# EXERCISE OBJECTIVE
Write out every record below exactly as it appears.

# LISTED RECORDS

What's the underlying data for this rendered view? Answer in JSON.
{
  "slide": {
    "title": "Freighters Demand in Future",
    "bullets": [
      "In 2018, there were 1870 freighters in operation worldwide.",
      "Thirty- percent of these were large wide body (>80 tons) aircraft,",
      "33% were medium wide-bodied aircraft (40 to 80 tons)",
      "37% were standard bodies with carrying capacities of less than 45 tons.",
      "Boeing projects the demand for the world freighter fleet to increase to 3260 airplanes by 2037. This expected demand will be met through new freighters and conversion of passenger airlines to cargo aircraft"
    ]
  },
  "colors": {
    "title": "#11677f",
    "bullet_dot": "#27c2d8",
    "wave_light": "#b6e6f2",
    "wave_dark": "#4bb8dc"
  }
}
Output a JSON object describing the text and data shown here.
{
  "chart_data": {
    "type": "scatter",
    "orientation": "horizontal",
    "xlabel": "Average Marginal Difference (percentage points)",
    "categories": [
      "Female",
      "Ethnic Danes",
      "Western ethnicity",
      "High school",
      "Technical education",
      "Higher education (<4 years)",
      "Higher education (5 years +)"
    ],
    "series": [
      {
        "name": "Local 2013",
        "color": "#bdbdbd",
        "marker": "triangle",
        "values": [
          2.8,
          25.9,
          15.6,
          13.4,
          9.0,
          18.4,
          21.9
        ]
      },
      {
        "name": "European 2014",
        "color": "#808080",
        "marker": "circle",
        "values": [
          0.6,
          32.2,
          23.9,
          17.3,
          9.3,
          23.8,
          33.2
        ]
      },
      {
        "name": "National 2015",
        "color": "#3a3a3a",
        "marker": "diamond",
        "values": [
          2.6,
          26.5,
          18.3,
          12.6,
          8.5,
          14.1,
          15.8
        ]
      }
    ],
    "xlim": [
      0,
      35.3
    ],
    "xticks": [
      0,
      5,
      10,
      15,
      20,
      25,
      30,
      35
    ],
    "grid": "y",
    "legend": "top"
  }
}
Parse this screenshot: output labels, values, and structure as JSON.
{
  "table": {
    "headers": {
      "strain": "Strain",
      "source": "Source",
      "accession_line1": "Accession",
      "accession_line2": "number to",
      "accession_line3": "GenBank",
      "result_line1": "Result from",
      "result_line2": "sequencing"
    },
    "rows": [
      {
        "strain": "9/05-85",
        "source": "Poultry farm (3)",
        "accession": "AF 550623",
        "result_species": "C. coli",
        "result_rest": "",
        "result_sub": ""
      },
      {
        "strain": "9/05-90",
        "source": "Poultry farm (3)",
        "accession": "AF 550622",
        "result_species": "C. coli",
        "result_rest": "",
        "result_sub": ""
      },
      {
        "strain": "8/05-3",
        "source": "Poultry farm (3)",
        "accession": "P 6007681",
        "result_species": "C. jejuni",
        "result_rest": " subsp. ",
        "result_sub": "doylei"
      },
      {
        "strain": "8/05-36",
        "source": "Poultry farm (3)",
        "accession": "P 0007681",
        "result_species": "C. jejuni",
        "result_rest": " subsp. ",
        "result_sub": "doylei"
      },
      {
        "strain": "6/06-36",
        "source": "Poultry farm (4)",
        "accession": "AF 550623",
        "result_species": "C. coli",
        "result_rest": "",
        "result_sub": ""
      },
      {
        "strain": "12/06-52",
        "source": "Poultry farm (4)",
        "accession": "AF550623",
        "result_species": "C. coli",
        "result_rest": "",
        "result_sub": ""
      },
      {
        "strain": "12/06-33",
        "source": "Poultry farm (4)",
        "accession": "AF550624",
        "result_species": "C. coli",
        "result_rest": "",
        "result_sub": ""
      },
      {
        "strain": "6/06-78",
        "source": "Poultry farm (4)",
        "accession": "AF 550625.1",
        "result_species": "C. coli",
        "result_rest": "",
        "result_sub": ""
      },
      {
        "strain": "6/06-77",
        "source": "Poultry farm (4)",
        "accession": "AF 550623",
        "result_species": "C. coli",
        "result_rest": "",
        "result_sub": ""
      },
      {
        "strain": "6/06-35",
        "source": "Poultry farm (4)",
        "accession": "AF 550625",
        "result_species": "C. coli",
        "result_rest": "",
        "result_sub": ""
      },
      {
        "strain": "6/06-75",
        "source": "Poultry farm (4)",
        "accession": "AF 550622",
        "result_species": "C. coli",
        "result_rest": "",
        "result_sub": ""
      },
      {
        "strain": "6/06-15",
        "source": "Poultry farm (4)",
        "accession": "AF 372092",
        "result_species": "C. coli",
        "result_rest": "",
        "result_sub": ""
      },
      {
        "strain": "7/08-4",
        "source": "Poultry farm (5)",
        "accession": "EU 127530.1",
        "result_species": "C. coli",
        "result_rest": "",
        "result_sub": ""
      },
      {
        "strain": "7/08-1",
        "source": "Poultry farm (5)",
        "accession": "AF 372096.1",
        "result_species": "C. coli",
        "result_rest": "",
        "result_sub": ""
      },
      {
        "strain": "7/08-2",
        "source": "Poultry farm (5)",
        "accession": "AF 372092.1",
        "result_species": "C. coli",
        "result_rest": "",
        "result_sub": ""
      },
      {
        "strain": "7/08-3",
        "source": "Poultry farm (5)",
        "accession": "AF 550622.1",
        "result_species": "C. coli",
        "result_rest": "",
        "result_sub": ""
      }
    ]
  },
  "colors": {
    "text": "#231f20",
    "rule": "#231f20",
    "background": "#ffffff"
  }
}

# FINISHED ANSWER
What's the underlying data for this rendered view? Answer in JSON.
{
  "slide": {
    "title": "Freighters Demand in Future",
    "bullets": [
      "In 2018, there were 1870 freighters in operation worldwide.",
      "Thirty- percent of these were large wide body (>80 tons) aircraft,",
      "33% were medium wide-bodied aircraft (40 to 80 tons)",
      "37% were standard bodies with carrying capacities of less than 45 tons.",
      "Boeing projects the demand for the world freighter fleet to increase to 3260 airplanes by 2037. This expected demand will be met through new freighters and conversion of passenger airlines to cargo aircraft"
    ]
  },
  "colors": {
    "title": "#11677f",
    "bullet_dot": "#27c2d8",
    "wave_light": "#b6e6f2",
    "wave_dark": "#4bb8dc"
  }
}
Output a JSON object describing the text and data shown here.
{
  "chart_data": {
    "type": "scatter",
    "orientation": "horizontal",
    "xlabel": "Average Marginal Difference (percentage points)",
    "categories": [
      "Female",
      "Ethnic Danes",
      "Western ethnicity",
      "High school",
      "Technical education",
      "Higher education (<4 years)",
      "Higher education (5 years +)"
    ],
    "series": [
      {
        "name": "Local 2013",
        "color": "#bdbdbd",
        "marker": "triangle",
        "values": [
          2.8,
          25.9,
          15.6,
          13.4,
          9.0,
          18.4,
          21.9
        ]
      },
      {
        "name": "European 2014",
        "color": "#808080",
        "marker": "circle",
        "values": [
          0.6,
          32.2,
          23.9,
          17.3,
          9.3,
          23.8,
          33.2
        ]
      },
      {
        "name": "National 2015",
        "color": "#3a3a3a",
        "marker": "diamond",
        "values": [
          2.6,
          26.5,
          18.3,
          12.6,
          8.5,
          14.1,
          15.8
        ]
      }
    ],
    "xlim": [
      0,
      35.3
    ],
    "xticks": [
      0,
      5,
      10,
      15,
      20,
      25,
      30,
      35
    ],
    "grid": "y",
    "legend": "top"
  }
}
Parse this screenshot: output labels, values, and structure as JSON.
{
  "table": {
    "headers": {
      "strain": "Strain",
      "source": "Source",
      "accession_line1": "Accession",
      "accession_line2": "number to",
      "accession_line3": "GenBank",
      "result_line1": "Result from",
      "result_line2": "sequencing"
    },
    "rows": [
      {
        "strain": "9/05-85",
        "source": "Poultry farm (3)",
        "accession": "AF 550623",
        "result_species": "C. coli",
        "result_rest": "",
        "result_sub": ""
      },
      {
        "strain": "9/05-90",
        "source": "Poultry farm (3)",
        "accession": "AF 550622",
        "result_species": "C. coli",
        "result_rest": "",
        "result_sub": ""
      },
      {
        "strain": "8/05-3",
        "source": "Poultry farm (3)",
        "accession": "P 6007681",
        "result_species": "C. jejuni",
        "result_rest": " subsp. ",
        "result_sub": "doylei"
      },
      {
        "strain": "8/05-36",
        "source": "Poultry farm (3)",
        "accession": "P 0007681",
        "result_species": "C. jejuni",
        "result_rest": " subsp. ",
        "result_sub": "doylei"
      },
      {
        "strain": "6/06-36",
        "source": "Poultry farm (4)",
        "accession": "AF 550623",
        "result_species": "C. coli",
        "result_rest": "",
        "result_sub": ""
      },
      {
        "strain": "12/06-52",
        "source": "Poultry farm (4)",
        "accession": "AF550623",
        "result_species": "C. coli",
        "result_rest": "",
        "result_sub": ""
      },
      {
        "strain": "12/06-33",
        "source": "Poultry farm (4)",
        "accession": "AF550624",
        "result_species": "C. coli",
        "result_rest": "",
        "result_sub": ""
      },
      {
        "strain": "6/06-78",
        "source": "Poultry farm (4)",
        "accession": "AF 550625.1",
        "result_species": "C. coli",
        "result_rest": "",
        "result_sub": ""
      },
      {
        "strain": "6/06-77",
        "source": "Poultry farm (4)",
        "accession": "AF 550623",
        "result_species": "C. coli",
        "result_rest": "",
        "result_sub": ""
      },
      {
        "strain": "6/06-35",
        "source": "Poultry farm (4)",
        "accession": "AF 550625",
        "result_species": "C. coli",
        "result_rest": "",
        "result_sub": ""
      },
      {
        "strain": "6/06-75",
        "source": "Poultry farm (4)",
        "accession": "AF 550622",
        "result_species": "C. coli",
        "result_rest": "",
        "result_sub": ""
      },
      {
        "strain": "6/06-15",
        "source": "Poultry farm (4)",
        "accession": "AF 372092",
        "result_species": "C. coli",
        "result_rest": "",
        "result_sub": ""
      },
      {
        "strain": "7/08-4",
        "source": "Poultry farm (5)",
        "accession": "EU 127530.1",
        "result_species": "C. coli",
        "result_rest": "",
        "result_sub": ""
      },
      {
        "strain": "7/08-1",
        "source": "Poultry farm (5)",
        "accession": "AF 372096.1",
        "result_species": "C. coli",
        "result_rest": "",
        "result_sub": ""
      },
      {
        "strain": "7/08-2",
        "source": "Poultry farm (5)",
        "accession": "AF 372092.1",
        "result_species": "C. coli",
        "result_rest": "",
        "result_sub": ""
      },
      {
        "strain": "7/08-3",
        "source": "Poultry farm (5)",
        "accession": "AF 550622.1",
        "result_species": "C. coli",
        "result_rest": "",
        "result_sub": ""
      }
    ]
  },
  "colors": {
    "text": "#231f20",
    "rule": "#231f20",
    "background": "#ffffff"
  }
}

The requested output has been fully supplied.